Dataset rows about figures:

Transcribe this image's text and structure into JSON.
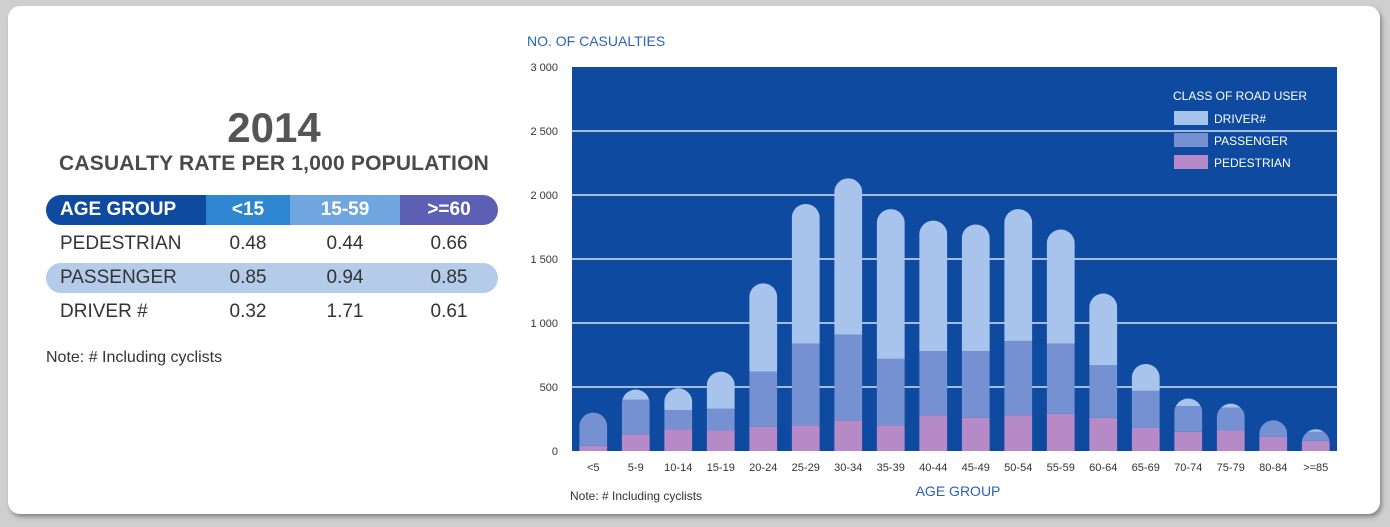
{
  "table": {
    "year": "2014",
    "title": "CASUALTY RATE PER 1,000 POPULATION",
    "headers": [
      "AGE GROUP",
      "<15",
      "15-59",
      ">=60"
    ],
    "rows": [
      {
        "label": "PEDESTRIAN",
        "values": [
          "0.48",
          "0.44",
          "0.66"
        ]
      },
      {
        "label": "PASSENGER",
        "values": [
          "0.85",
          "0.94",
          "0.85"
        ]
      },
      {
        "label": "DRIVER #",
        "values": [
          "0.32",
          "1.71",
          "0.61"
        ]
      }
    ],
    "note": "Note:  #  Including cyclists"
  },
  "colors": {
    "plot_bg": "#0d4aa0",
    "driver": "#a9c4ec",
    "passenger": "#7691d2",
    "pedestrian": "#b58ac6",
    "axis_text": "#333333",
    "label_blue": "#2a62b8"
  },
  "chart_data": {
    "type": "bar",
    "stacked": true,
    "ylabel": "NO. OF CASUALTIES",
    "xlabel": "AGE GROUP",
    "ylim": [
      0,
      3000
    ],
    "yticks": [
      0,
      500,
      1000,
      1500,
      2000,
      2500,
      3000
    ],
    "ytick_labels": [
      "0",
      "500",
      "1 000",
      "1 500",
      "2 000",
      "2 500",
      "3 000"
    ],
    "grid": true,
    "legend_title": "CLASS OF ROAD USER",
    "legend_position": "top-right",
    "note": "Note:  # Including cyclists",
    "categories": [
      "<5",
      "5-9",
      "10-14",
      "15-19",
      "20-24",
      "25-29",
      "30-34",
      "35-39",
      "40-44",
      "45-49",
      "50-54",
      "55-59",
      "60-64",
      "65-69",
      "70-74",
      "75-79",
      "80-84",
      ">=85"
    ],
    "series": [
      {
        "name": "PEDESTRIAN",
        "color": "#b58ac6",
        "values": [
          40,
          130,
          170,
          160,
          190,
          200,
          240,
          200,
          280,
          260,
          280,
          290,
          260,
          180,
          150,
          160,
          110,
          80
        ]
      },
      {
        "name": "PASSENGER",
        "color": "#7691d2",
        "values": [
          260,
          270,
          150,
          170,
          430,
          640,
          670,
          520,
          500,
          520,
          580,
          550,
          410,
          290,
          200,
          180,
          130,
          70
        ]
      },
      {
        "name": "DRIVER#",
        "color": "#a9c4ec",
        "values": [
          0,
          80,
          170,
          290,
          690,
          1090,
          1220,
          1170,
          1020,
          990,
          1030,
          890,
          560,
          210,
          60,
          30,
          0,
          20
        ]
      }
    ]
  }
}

Aim: Exact duplication of all the records is required; pictures are omitted from the copy.

Correct response:
Transcribe this image's text and structure into JSON.
{
  "table": {
    "year": "2014",
    "title": "CASUALTY RATE PER 1,000 POPULATION",
    "headers": [
      "AGE GROUP",
      "<15",
      "15-59",
      ">=60"
    ],
    "rows": [
      {
        "label": "PEDESTRIAN",
        "values": [
          "0.48",
          "0.44",
          "0.66"
        ]
      },
      {
        "label": "PASSENGER",
        "values": [
          "0.85",
          "0.94",
          "0.85"
        ]
      },
      {
        "label": "DRIVER #",
        "values": [
          "0.32",
          "1.71",
          "0.61"
        ]
      }
    ],
    "note": "Note:  #  Including cyclists"
  },
  "colors": {
    "plot_bg": "#0d4aa0",
    "driver": "#a9c4ec",
    "passenger": "#7691d2",
    "pedestrian": "#b58ac6",
    "axis_text": "#333333",
    "label_blue": "#2a62b8"
  },
  "chart_data": {
    "type": "bar",
    "stacked": true,
    "ylabel": "NO. OF CASUALTIES",
    "xlabel": "AGE GROUP",
    "ylim": [
      0,
      3000
    ],
    "yticks": [
      0,
      500,
      1000,
      1500,
      2000,
      2500,
      3000
    ],
    "ytick_labels": [
      "0",
      "500",
      "1 000",
      "1 500",
      "2 000",
      "2 500",
      "3 000"
    ],
    "grid": true,
    "legend_title": "CLASS OF ROAD USER",
    "legend_position": "top-right",
    "note": "Note:  # Including cyclists",
    "categories": [
      "<5",
      "5-9",
      "10-14",
      "15-19",
      "20-24",
      "25-29",
      "30-34",
      "35-39",
      "40-44",
      "45-49",
      "50-54",
      "55-59",
      "60-64",
      "65-69",
      "70-74",
      "75-79",
      "80-84",
      ">=85"
    ],
    "series": [
      {
        "name": "PEDESTRIAN",
        "color": "#b58ac6",
        "values": [
          40,
          130,
          170,
          160,
          190,
          200,
          240,
          200,
          280,
          260,
          280,
          290,
          260,
          180,
          150,
          160,
          110,
          80
        ]
      },
      {
        "name": "PASSENGER",
        "color": "#7691d2",
        "values": [
          260,
          270,
          150,
          170,
          430,
          640,
          670,
          520,
          500,
          520,
          580,
          550,
          410,
          290,
          200,
          180,
          130,
          70
        ]
      },
      {
        "name": "DRIVER#",
        "color": "#a9c4ec",
        "values": [
          0,
          80,
          170,
          290,
          690,
          1090,
          1220,
          1170,
          1020,
          990,
          1030,
          890,
          560,
          210,
          60,
          30,
          0,
          20
        ]
      }
    ]
  }
}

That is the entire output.